• [TASK REQUIREMENTS] Set down the material once more, exactly as it appears.
= = =
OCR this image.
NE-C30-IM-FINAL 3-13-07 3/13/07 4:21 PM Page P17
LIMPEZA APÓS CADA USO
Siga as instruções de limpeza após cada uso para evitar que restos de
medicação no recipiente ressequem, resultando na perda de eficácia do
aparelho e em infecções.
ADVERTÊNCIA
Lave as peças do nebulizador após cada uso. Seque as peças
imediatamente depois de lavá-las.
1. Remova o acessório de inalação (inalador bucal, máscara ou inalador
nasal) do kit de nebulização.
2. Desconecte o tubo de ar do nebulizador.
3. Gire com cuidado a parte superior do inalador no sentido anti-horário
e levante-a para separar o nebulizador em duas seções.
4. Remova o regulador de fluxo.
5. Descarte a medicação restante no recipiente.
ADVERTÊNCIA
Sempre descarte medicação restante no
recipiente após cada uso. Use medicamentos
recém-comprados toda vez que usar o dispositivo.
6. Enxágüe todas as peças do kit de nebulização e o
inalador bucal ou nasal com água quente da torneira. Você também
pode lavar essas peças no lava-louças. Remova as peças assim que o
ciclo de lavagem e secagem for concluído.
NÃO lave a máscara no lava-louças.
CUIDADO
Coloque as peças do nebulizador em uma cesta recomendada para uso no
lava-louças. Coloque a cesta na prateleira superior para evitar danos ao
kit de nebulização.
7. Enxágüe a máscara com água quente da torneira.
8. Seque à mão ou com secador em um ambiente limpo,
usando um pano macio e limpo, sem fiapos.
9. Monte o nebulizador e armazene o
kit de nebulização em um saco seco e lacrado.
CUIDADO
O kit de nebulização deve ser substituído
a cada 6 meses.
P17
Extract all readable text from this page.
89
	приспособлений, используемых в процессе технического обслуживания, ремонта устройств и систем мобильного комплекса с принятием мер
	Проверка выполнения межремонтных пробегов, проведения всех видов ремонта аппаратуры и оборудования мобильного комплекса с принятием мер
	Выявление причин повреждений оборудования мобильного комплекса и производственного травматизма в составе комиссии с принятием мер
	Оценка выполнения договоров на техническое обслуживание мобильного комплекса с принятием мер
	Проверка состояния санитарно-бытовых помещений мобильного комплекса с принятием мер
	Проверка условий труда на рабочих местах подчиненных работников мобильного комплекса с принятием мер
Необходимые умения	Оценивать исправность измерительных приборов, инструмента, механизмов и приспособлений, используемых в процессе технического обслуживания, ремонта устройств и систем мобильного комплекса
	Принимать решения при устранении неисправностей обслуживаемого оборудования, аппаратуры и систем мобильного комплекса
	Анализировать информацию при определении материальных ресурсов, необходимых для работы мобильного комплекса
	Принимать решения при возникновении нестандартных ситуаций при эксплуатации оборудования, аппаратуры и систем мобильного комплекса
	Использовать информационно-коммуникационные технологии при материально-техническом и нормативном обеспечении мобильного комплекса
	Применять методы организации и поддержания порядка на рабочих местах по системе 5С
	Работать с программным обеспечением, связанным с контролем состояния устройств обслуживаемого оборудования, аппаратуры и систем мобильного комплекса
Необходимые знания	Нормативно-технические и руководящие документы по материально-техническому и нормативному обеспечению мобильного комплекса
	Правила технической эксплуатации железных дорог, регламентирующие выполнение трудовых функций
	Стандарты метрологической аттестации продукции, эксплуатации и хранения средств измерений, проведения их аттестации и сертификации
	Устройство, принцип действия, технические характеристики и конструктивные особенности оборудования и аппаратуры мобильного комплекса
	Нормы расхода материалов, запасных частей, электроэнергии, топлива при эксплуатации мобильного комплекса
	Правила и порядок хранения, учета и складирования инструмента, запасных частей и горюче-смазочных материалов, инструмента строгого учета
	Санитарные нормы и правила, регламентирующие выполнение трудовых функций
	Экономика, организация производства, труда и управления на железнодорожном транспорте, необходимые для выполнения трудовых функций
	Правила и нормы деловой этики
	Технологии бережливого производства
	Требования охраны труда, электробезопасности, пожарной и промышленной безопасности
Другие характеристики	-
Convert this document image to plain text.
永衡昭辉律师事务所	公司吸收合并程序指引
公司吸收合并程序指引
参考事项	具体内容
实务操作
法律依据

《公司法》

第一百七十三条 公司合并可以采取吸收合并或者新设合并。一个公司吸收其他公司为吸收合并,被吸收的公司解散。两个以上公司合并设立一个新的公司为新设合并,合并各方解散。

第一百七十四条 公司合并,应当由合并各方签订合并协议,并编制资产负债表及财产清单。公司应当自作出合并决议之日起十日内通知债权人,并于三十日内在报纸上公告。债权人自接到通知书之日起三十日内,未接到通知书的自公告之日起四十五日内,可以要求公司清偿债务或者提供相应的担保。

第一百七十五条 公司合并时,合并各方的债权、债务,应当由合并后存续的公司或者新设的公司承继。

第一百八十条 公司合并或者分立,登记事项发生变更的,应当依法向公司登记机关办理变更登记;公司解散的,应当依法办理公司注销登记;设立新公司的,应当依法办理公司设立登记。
= = =
• [FINAL RESULT]
OCR this image.
NE-C30-IM-FINAL 3-13-07 3/13/07 4:21 PM Page P17
LIMPEZA APÓS CADA USO
Siga as instruções de limpeza após cada uso para evitar que restos de
medicação no recipiente ressequem, resultando na perda de eficácia do
aparelho e em infecções.
ADVERTÊNCIA
Lave as peças do nebulizador após cada uso. Seque as peças
imediatamente depois de lavá-las.
1. Remova o acessório de inalação (inalador bucal, máscara ou inalador
nasal) do kit de nebulização.
2. Desconecte o tubo de ar do nebulizador.
3. Gire com cuidado a parte superior do inalador no sentido anti-horário
e levante-a para separar o nebulizador em duas seções.
4. Remova o regulador de fluxo.
5. Descarte a medicação restante no recipiente.
ADVERTÊNCIA
Sempre descarte medicação restante no
recipiente após cada uso. Use medicamentos
recém-comprados toda vez que usar o dispositivo.
6. Enxágüe todas as peças do kit de nebulização e o
inalador bucal ou nasal com água quente da torneira. Você também
pode lavar essas peças no lava-louças. Remova as peças assim que o
ciclo de lavagem e secagem for concluído.
NÃO lave a máscara no lava-louças.
CUIDADO
Coloque as peças do nebulizador em uma cesta recomendada para uso no
lava-louças. Coloque a cesta na prateleira superior para evitar danos ao
kit de nebulização.
7. Enxágüe a máscara com água quente da torneira.
8. Seque à mão ou com secador em um ambiente limpo,
usando um pano macio e limpo, sem fiapos.
9. Monte o nebulizador e armazene o
kit de nebulização em um saco seco e lacrado.
CUIDADO
O kit de nebulização deve ser substituído
a cada 6 meses.
P17
Extract all readable text from this page.
89
	приспособлений, используемых в процессе технического обслуживания, ремонта устройств и систем мобильного комплекса с принятием мер
	Проверка выполнения межремонтных пробегов, проведения всех видов ремонта аппаратуры и оборудования мобильного комплекса с принятием мер
	Выявление причин повреждений оборудования мобильного комплекса и производственного травматизма в составе комиссии с принятием мер
	Оценка выполнения договоров на техническое обслуживание мобильного комплекса с принятием мер
	Проверка состояния санитарно-бытовых помещений мобильного комплекса с принятием мер
	Проверка условий труда на рабочих местах подчиненных работников мобильного комплекса с принятием мер
Необходимые умения	Оценивать исправность измерительных приборов, инструмента, механизмов и приспособлений, используемых в процессе технического обслуживания, ремонта устройств и систем мобильного комплекса
	Принимать решения при устранении неисправностей обслуживаемого оборудования, аппаратуры и систем мобильного комплекса
	Анализировать информацию при определении материальных ресурсов, необходимых для работы мобильного комплекса
	Принимать решения при возникновении нестандартных ситуаций при эксплуатации оборудования, аппаратуры и систем мобильного комплекса
	Использовать информационно-коммуникационные технологии при материально-техническом и нормативном обеспечении мобильного комплекса
	Применять методы организации и поддержания порядка на рабочих местах по системе 5С
	Работать с программным обеспечением, связанным с контролем состояния устройств обслуживаемого оборудования, аппаратуры и систем мобильного комплекса
Необходимые знания	Нормативно-технические и руководящие документы по материально-техническому и нормативному обеспечению мобильного комплекса
	Правила технической эксплуатации железных дорог, регламентирующие выполнение трудовых функций
	Стандарты метрологической аттестации продукции, эксплуатации и хранения средств измерений, проведения их аттестации и сертификации
	Устройство, принцип действия, технические характеристики и конструктивные особенности оборудования и аппаратуры мобильного комплекса
	Нормы расхода материалов, запасных частей, электроэнергии, топлива при эксплуатации мобильного комплекса
	Правила и порядок хранения, учета и складирования инструмента, запасных частей и горюче-смазочных материалов, инструмента строгого учета
	Санитарные нормы и правила, регламентирующие выполнение трудовых функций
	Экономика, организация производства, труда и управления на железнодорожном транспорте, необходимые для выполнения трудовых функций
	Правила и нормы деловой этики
	Технологии бережливого производства
	Требования охраны труда, электробезопасности, пожарной и промышленной безопасности
Другие характеристики	-
Convert this document image to plain text.
永衡昭辉律师事务所	公司吸收合并程序指引
公司吸收合并程序指引
参考事项	具体内容
实务操作
法律依据

《公司法》

第一百七十三条 公司合并可以采取吸收合并或者新设合并。一个公司吸收其他公司为吸收合并,被吸收的公司解散。两个以上公司合并设立一个新的公司为新设合并,合并各方解散。

第一百七十四条 公司合并,应当由合并各方签订合并协议,并编制资产负债表及财产清单。公司应当自作出合并决议之日起十日内通知债权人,并于三十日内在报纸上公告。债权人自接到通知书之日起三十日内,未接到通知书的自公告之日起四十五日内,可以要求公司清偿债务或者提供相应的担保。

第一百七十五条 公司合并时,合并各方的债权、债务,应当由合并后存续的公司或者新设的公司承继。

第一百八十条 公司合并或者分立,登记事项发生变更的,应当依法向公司登记机关办理变更登记;公司解散的,应当依法办理公司注销登记;设立新公司的,应当依法办理公司设立登记。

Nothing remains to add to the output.